_OBJECTIVE_
State how many lines of the entries hold the string "JSON", and output nothing but that count.

===== TASK MATERIAL =====

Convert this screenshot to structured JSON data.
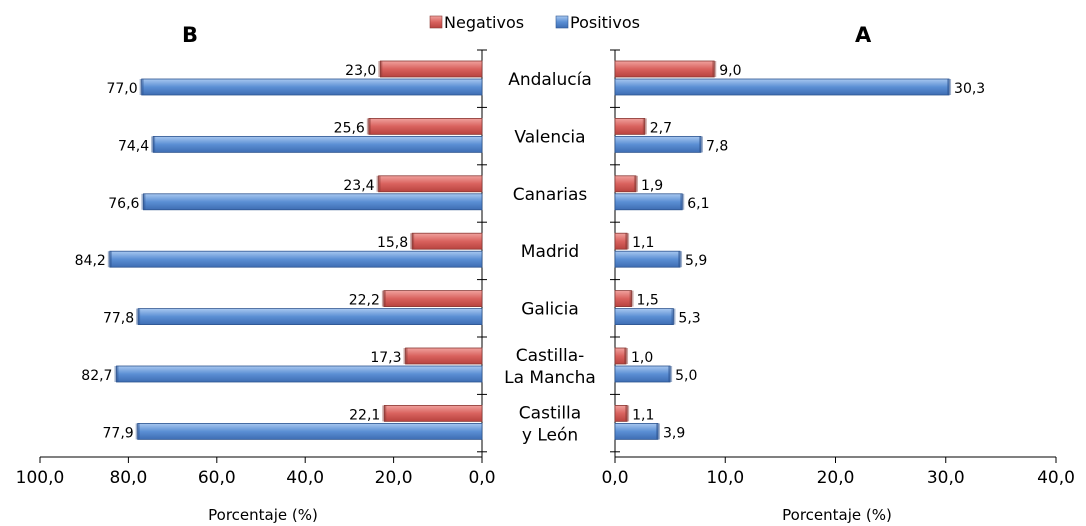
{
  "legend": {
    "negative_label": "Negativos",
    "positive_label": "Positivos"
  },
  "colors": {
    "negative": "#d9625e",
    "positive": "#5b8fd4"
  },
  "chart_data": [
    {
      "type": "bar",
      "orientation": "horizontal",
      "panel_label": "B",
      "direction": "reversed",
      "categories": [
        "Andalucía",
        "Valencia",
        "Canarias",
        "Madrid",
        "Galicia",
        "Castilla-La Mancha",
        "Castilla y León"
      ],
      "category_lines": [
        [
          "Andalucía"
        ],
        [
          "Valencia"
        ],
        [
          "Canarias"
        ],
        [
          "Madrid"
        ],
        [
          "Galicia"
        ],
        [
          "Castilla-",
          "La Mancha"
        ],
        [
          "Castilla",
          "y León"
        ]
      ],
      "series": [
        {
          "name": "Negativos",
          "values": [
            23.0,
            25.6,
            23.4,
            15.8,
            22.2,
            17.3,
            22.1
          ],
          "labels": [
            "23,0",
            "25,6",
            "23,4",
            "15,8",
            "22,2",
            "17,3",
            "22,1"
          ]
        },
        {
          "name": "Positivos",
          "values": [
            77.0,
            74.4,
            76.6,
            84.2,
            77.8,
            82.7,
            77.9
          ],
          "labels": [
            "77,0",
            "74,4",
            "76,6",
            "84,2",
            "77,8",
            "82,7",
            "77,9"
          ]
        }
      ],
      "xlim": [
        0,
        100
      ],
      "xticks": [
        100,
        80,
        60,
        40,
        20,
        0
      ],
      "xtick_labels": [
        "100,0",
        "80,0",
        "60,0",
        "40,0",
        "20,0",
        "0,0"
      ],
      "xlabel": "Porcentaje (%)",
      "grid": false
    },
    {
      "type": "bar",
      "orientation": "horizontal",
      "panel_label": "A",
      "direction": "normal",
      "categories": [
        "Andalucía",
        "Valencia",
        "Canarias",
        "Madrid",
        "Galicia",
        "Castilla-La Mancha",
        "Castilla y León"
      ],
      "series": [
        {
          "name": "Negativos",
          "values": [
            9.0,
            2.7,
            1.9,
            1.1,
            1.5,
            1.0,
            1.1
          ],
          "labels": [
            "9,0",
            "2,7",
            "1,9",
            "1,1",
            "1,5",
            "1,0",
            "1,1"
          ]
        },
        {
          "name": "Positivos",
          "values": [
            30.3,
            7.8,
            6.1,
            5.9,
            5.3,
            5.0,
            3.9
          ],
          "labels": [
            "30,3",
            "7,8",
            "6,1",
            "5,9",
            "5,3",
            "5,0",
            "3,9"
          ]
        }
      ],
      "xlim": [
        0,
        40
      ],
      "xticks": [
        0,
        10,
        20,
        30,
        40
      ],
      "xtick_labels": [
        "0,0",
        "10,0",
        "20,0",
        "30,0",
        "40,0"
      ],
      "xlabel": "Porcentaje (%)",
      "grid": false
    }
  ]
}
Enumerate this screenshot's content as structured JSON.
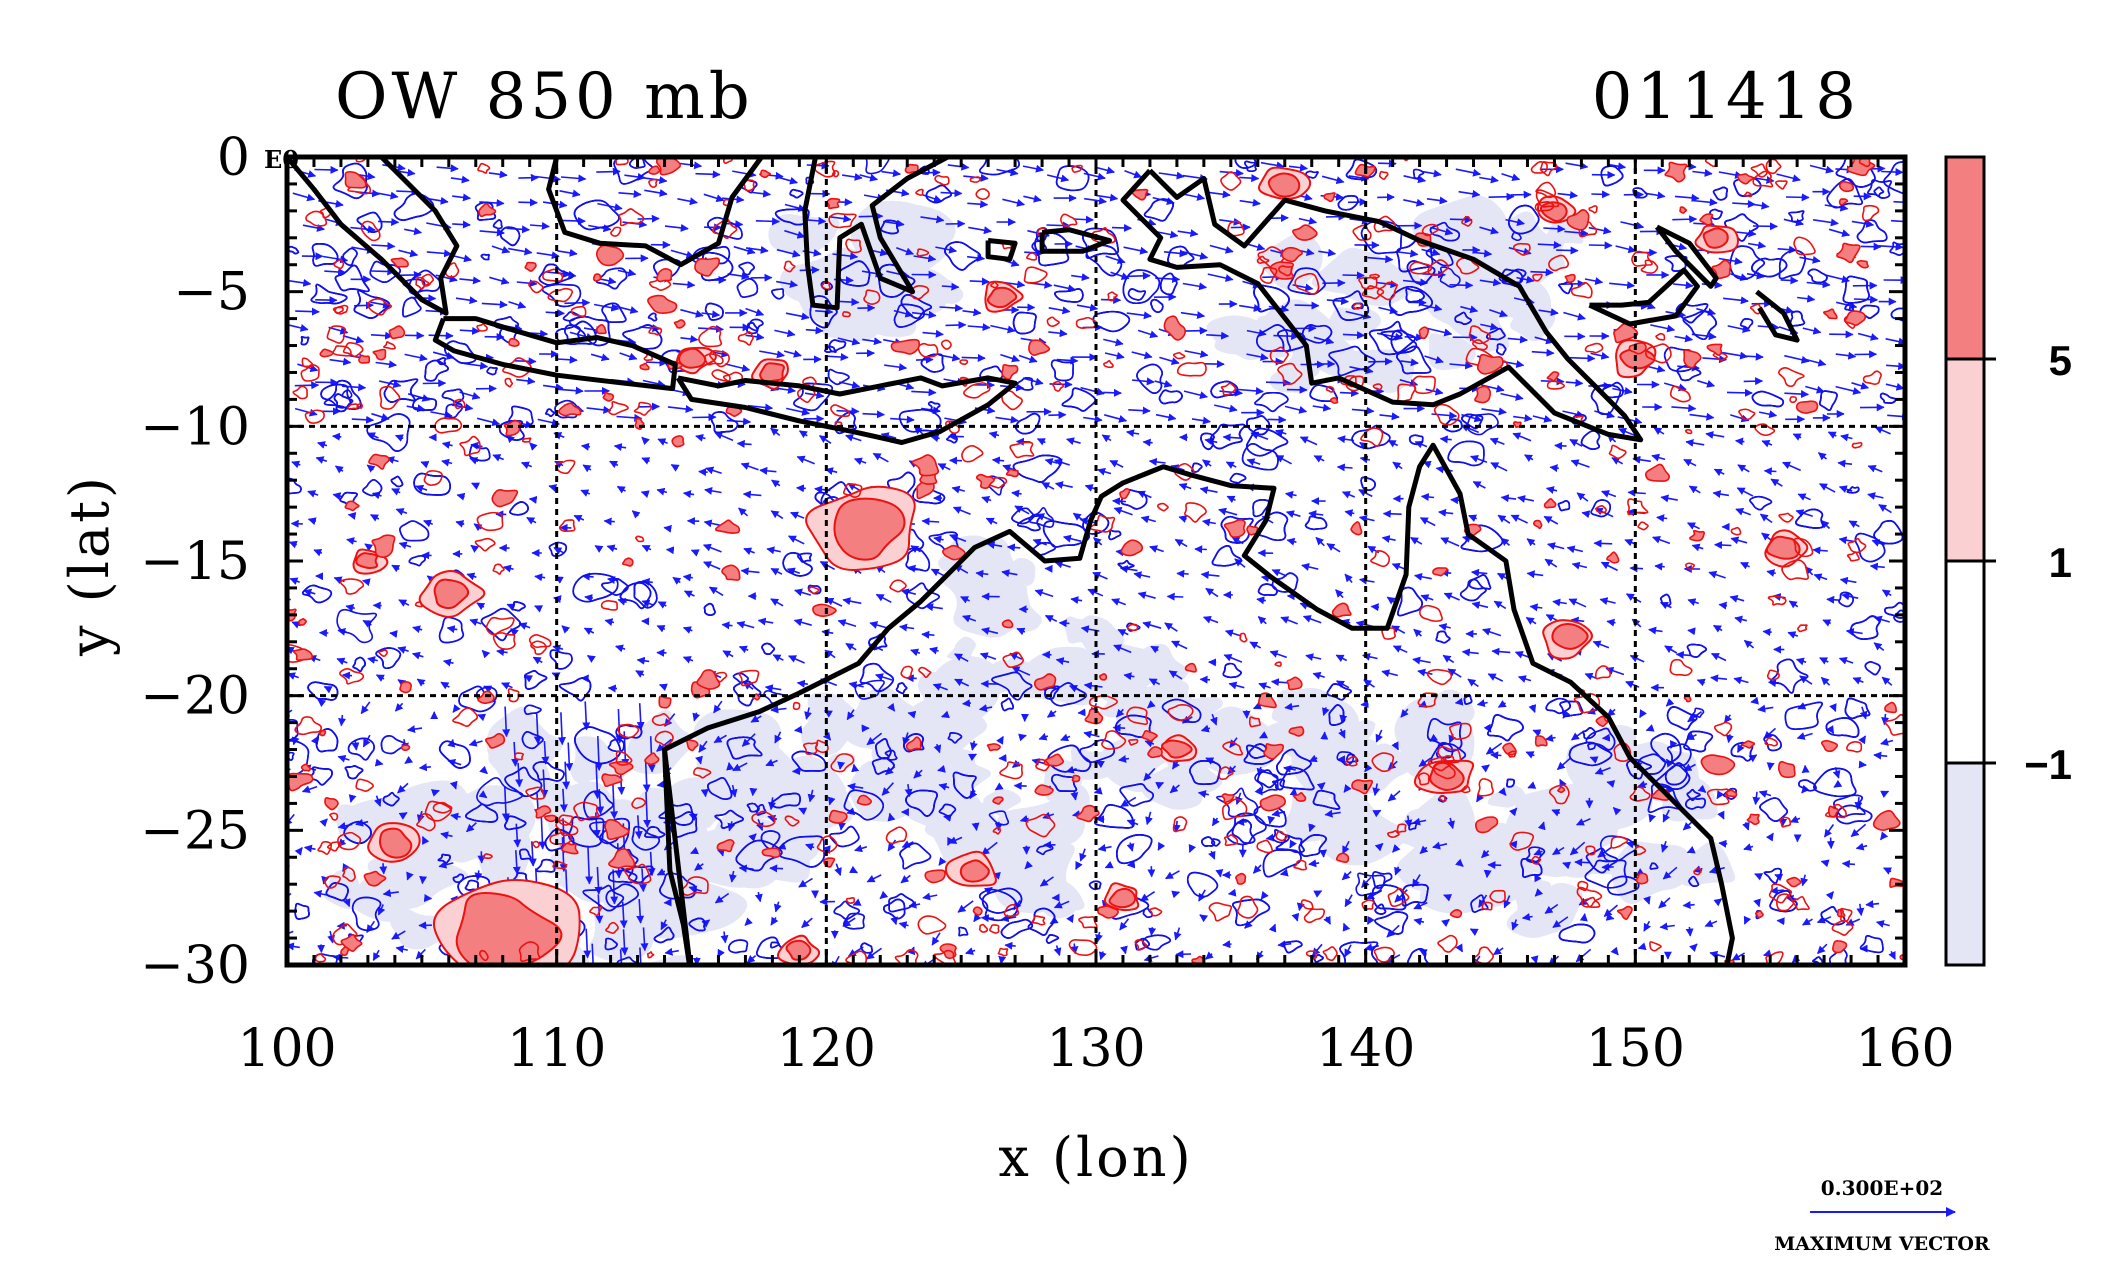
{
  "header": {
    "title": "OW 850 mb",
    "timestamp": "011418"
  },
  "chart_data": {
    "type": "heatmap",
    "xlabel": "x (lon)",
    "ylabel": "y (lat)",
    "xlim": [
      100,
      160
    ],
    "ylim": [
      -30,
      0
    ],
    "x_ticks": [
      "100",
      "110",
      "120",
      "130",
      "140",
      "150",
      "160"
    ],
    "y_ticks": [
      "0",
      "−5",
      "−10",
      "−15",
      "−20",
      "−25",
      "−30"
    ],
    "corner_label": "E0",
    "gridlines_lon": [
      110,
      120,
      130,
      140,
      150
    ],
    "gridlines_lat": [
      -10,
      -20
    ],
    "grid": "dashed",
    "colorbar": {
      "labels": [
        "5",
        "1",
        "−1"
      ],
      "levels": [
        -1,
        1,
        5
      ],
      "colors": [
        "#e4e6f6",
        "#ffffff",
        "#fbd0d2",
        "#f47f80"
      ]
    },
    "colors": {
      "negative_contour": "#1010ee",
      "positive_contour": "#ee1111",
      "vectors": "#1a1aff",
      "coastline": "#000000"
    },
    "reference_vector": {
      "value": "0.300E+02",
      "label": "MAXIMUM VECTOR"
    }
  }
}
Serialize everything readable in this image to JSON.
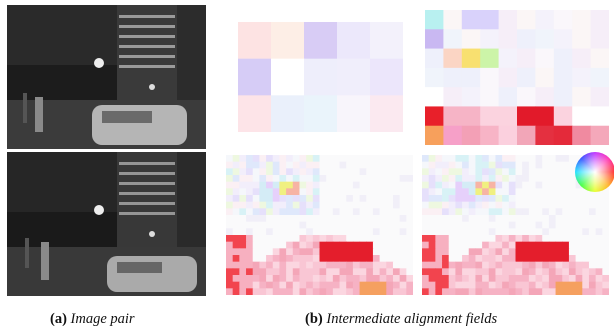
{
  "figure": {
    "captions": {
      "a": {
        "label": "(a)",
        "text": "Image pair"
      },
      "b": {
        "label": "(b)",
        "text": "Intermediate alignment fields"
      }
    },
    "image_pair": [
      "image-top",
      "image-bottom"
    ],
    "alignment_fields": [
      "field-coarse-level",
      "field-mid-level",
      "field-fine-level-1",
      "field-fine-level-2"
    ],
    "color_wheel": "flow-direction-legend-icon"
  }
}
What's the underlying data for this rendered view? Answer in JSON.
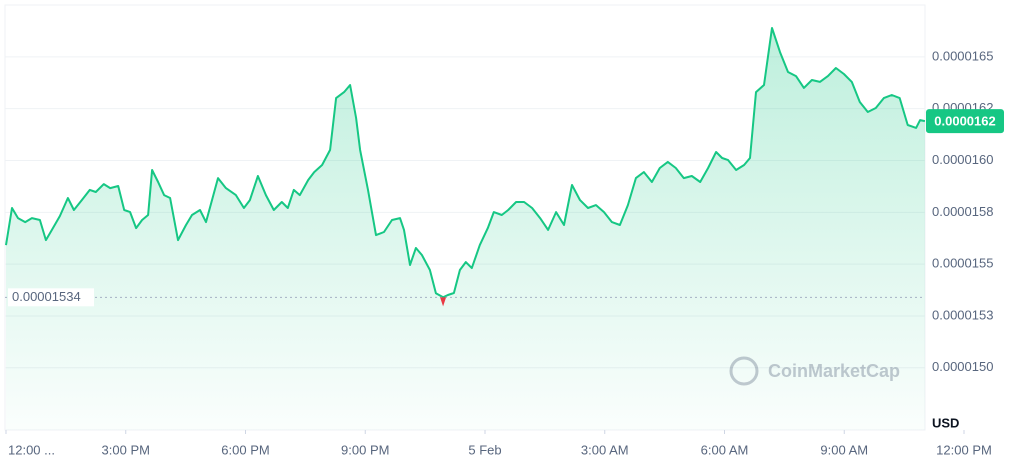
{
  "chart_data": {
    "type": "area",
    "currency": "USD",
    "watermark": "CoinMarketCap",
    "color": "#16c784",
    "low_color": "#ea3943",
    "grid": true,
    "xlim": [
      0,
      24
    ],
    "xticks": [
      {
        "value": 0,
        "label": "12:00 ..."
      },
      {
        "value": 3,
        "label": "3:00 PM"
      },
      {
        "value": 6,
        "label": "6:00 PM"
      },
      {
        "value": 9,
        "label": "9:00 PM"
      },
      {
        "value": 12,
        "label": "5 Feb"
      },
      {
        "value": 15,
        "label": "3:00 AM"
      },
      {
        "value": 18,
        "label": "6:00 AM"
      },
      {
        "value": 21,
        "label": "9:00 AM"
      },
      {
        "value": 24,
        "label": "12:00 PM"
      }
    ],
    "ylim": [
      1.47e-05,
      1.675e-05
    ],
    "yticks": [
      1.65e-05,
      {
        "value": 1.625e-05,
        "label": "0.0000162"
      },
      {
        "value": 1.6e-05,
        "label": "0.0000160"
      },
      {
        "value": 1.575e-05,
        "label": "0.0000158"
      },
      {
        "value": 1.55e-05,
        "label": "0.0000155"
      },
      {
        "value": 1.525e-05,
        "label": "0.0000153"
      },
      {
        "value": 1.5e-05,
        "label": "0.0000150"
      }
    ],
    "low": 1.534e-05,
    "current_price_label": "0.0000162",
    "x": [
      0,
      0.15,
      0.3,
      0.48,
      0.65,
      0.85,
      1,
      1.15,
      1.35,
      1.55,
      1.7,
      1.9,
      2.1,
      2.25,
      2.45,
      2.61,
      2.81,
      2.96,
      3.11,
      3.26,
      3.41,
      3.56,
      3.66,
      3.81,
      3.96,
      4.11,
      4.31,
      4.51,
      4.66,
      4.86,
      5.01,
      5.16,
      5.31,
      5.51,
      5.76,
      5.96,
      6.11,
      6.31,
      6.51,
      6.71,
      6.91,
      7.06,
      7.21,
      7.36,
      7.57,
      7.72,
      7.92,
      8.12,
      8.27,
      8.47,
      8.62,
      8.77,
      8.87,
      9.07,
      9.27,
      9.47,
      9.67,
      9.87,
      9.97,
      10.12,
      10.27,
      10.42,
      10.62,
      10.77,
      10.95,
      11.07,
      11.22,
      11.37,
      11.52,
      11.67,
      11.87,
      12.07,
      12.22,
      12.42,
      12.58,
      12.78,
      12.98,
      13.18,
      13.38,
      13.58,
      13.78,
      13.98,
      14.18,
      14.38,
      14.58,
      14.78,
      14.98,
      15.18,
      15.38,
      15.58,
      15.78,
      15.98,
      16.18,
      16.38,
      16.58,
      16.78,
      16.98,
      17.18,
      17.39,
      17.59,
      17.79,
      17.94,
      18.09,
      18.29,
      18.49,
      18.64,
      18.79,
      18.99,
      19.19,
      19.39,
      19.59,
      19.79,
      19.99,
      20.19,
      20.39,
      20.59,
      20.79,
      20.99,
      21.19,
      21.39,
      21.59,
      21.79,
      21.99,
      22.19,
      22.39,
      22.59,
      22.8,
      22.9,
      23.02
    ],
    "values": [
      1.5592e-05,
      1.5771e-05,
      1.5722e-05,
      1.5703e-05,
      1.5722e-05,
      1.5713e-05,
      1.5616e-05,
      1.5665e-05,
      1.5732e-05,
      1.5819e-05,
      1.5761e-05,
      1.5809e-05,
      1.5858e-05,
      1.5848e-05,
      1.5886e-05,
      1.5867e-05,
      1.5877e-05,
      1.5761e-05,
      1.5751e-05,
      1.5674e-05,
      1.5713e-05,
      1.5737e-05,
      1.5954e-05,
      1.5896e-05,
      1.5833e-05,
      1.5819e-05,
      1.5616e-05,
      1.5689e-05,
      1.5737e-05,
      1.5761e-05,
      1.5703e-05,
      1.5809e-05,
      1.5915e-05,
      1.5867e-05,
      1.5833e-05,
      1.5771e-05,
      1.5809e-05,
      1.5925e-05,
      1.5833e-05,
      1.5761e-05,
      1.58e-05,
      1.5771e-05,
      1.5858e-05,
      1.5833e-05,
      1.5906e-05,
      1.5944e-05,
      1.5978e-05,
      1.6051e-05,
      1.6301e-05,
      1.633e-05,
      1.6364e-05,
      1.6205e-05,
      1.6051e-05,
      1.5858e-05,
      1.564e-05,
      1.5655e-05,
      1.5713e-05,
      1.5722e-05,
      1.5665e-05,
      1.5496e-05,
      1.5578e-05,
      1.5544e-05,
      1.5472e-05,
      1.536e-05,
      1.534e-05,
      1.5351e-05,
      1.5361e-05,
      1.5472e-05,
      1.551e-05,
      1.5481e-05,
      1.5592e-05,
      1.5674e-05,
      1.5751e-05,
      1.5737e-05,
      1.5761e-05,
      1.58e-05,
      1.58e-05,
      1.5771e-05,
      1.5722e-05,
      1.5665e-05,
      1.5751e-05,
      1.5689e-05,
      1.5882e-05,
      1.5809e-05,
      1.5771e-05,
      1.5785e-05,
      1.5751e-05,
      1.5703e-05,
      1.5689e-05,
      1.5785e-05,
      1.5915e-05,
      1.5944e-05,
      1.5896e-05,
      1.5964e-05,
      1.5993e-05,
      1.5964e-05,
      1.5915e-05,
      1.5925e-05,
      1.5896e-05,
      1.5964e-05,
      1.6041e-05,
      1.6012e-05,
      1.6002e-05,
      1.5954e-05,
      1.5978e-05,
      1.6012e-05,
      1.633e-05,
      1.6364e-05,
      1.6639e-05,
      1.6523e-05,
      1.6427e-05,
      1.6407e-05,
      1.635e-05,
      1.6388e-05,
      1.6379e-05,
      1.6407e-05,
      1.6446e-05,
      1.6417e-05,
      1.6379e-05,
      1.6282e-05,
      1.6234e-05,
      1.6253e-05,
      1.6301e-05,
      1.6316e-05,
      1.6301e-05,
      1.6171e-05,
      1.6157e-05,
      1.6195e-05,
      1.619e-05
    ]
  }
}
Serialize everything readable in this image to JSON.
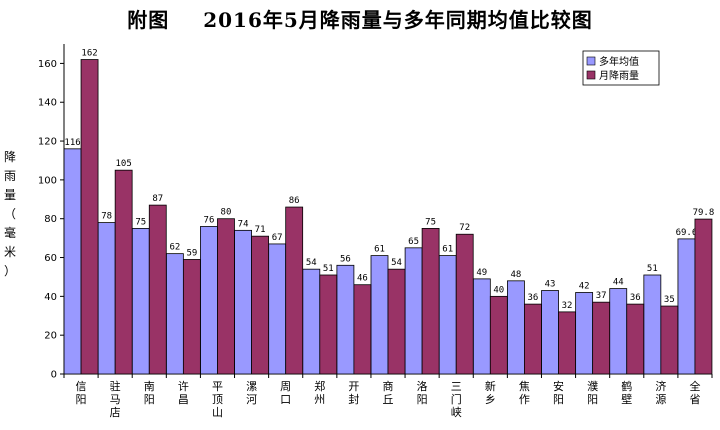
{
  "title_prefix": "附图",
  "title_main": "2016年5月降雨量与多年同期均值比较图",
  "chart_data": {
    "type": "bar",
    "title": "2016年5月降雨量与多年同期均值比较图",
    "ylabel": [
      "降",
      "雨",
      "量",
      "（",
      "毫",
      "米",
      "）"
    ],
    "xlabel": "",
    "ylim": [
      0,
      170
    ],
    "yticks": [
      0,
      20,
      40,
      60,
      80,
      100,
      120,
      140,
      160
    ],
    "grid": false,
    "legend_position": "top-right",
    "categories": [
      [
        "信",
        "阳"
      ],
      [
        "驻",
        "马",
        "店"
      ],
      [
        "南",
        "阳"
      ],
      [
        "许",
        "昌"
      ],
      [
        "平",
        "顶",
        "山"
      ],
      [
        "漯",
        "河"
      ],
      [
        "周",
        "口"
      ],
      [
        "郑",
        "州"
      ],
      [
        "开",
        "封"
      ],
      [
        "商",
        "丘"
      ],
      [
        "洛",
        "阳"
      ],
      [
        "三",
        "门",
        "峡"
      ],
      [
        "新",
        "乡"
      ],
      [
        "焦",
        "作"
      ],
      [
        "安",
        "阳"
      ],
      [
        "濮",
        "阳"
      ],
      [
        "鹤",
        "壁"
      ],
      [
        "济",
        "源"
      ],
      [
        "全",
        "省"
      ]
    ],
    "series": [
      {
        "name": "多年均值",
        "color": "#9999ff",
        "values": [
          116,
          78,
          75,
          62,
          76,
          74,
          67,
          54,
          56,
          61,
          65,
          61,
          49,
          48,
          43,
          42,
          44,
          51,
          69.6
        ],
        "labels": [
          "116",
          "78",
          "75",
          "62",
          "76",
          "74",
          "67",
          "54",
          "56",
          "61",
          "65",
          "61",
          "49",
          "48",
          "43",
          "42",
          "44",
          "51",
          "69.6"
        ]
      },
      {
        "name": "月降雨量",
        "color": "#993366",
        "values": [
          162,
          105,
          87,
          59,
          80,
          71,
          86,
          51,
          46,
          54,
          75,
          72,
          40,
          36,
          32,
          37,
          36,
          35,
          79.8
        ],
        "labels": [
          "162",
          "105",
          "87",
          "59",
          "80",
          "71",
          "86",
          "51",
          "46",
          "54",
          "75",
          "72",
          "40",
          "36",
          "32",
          "37",
          "36",
          "35",
          "79.8"
        ]
      }
    ]
  }
}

=====

_TASK RESPONSE_
5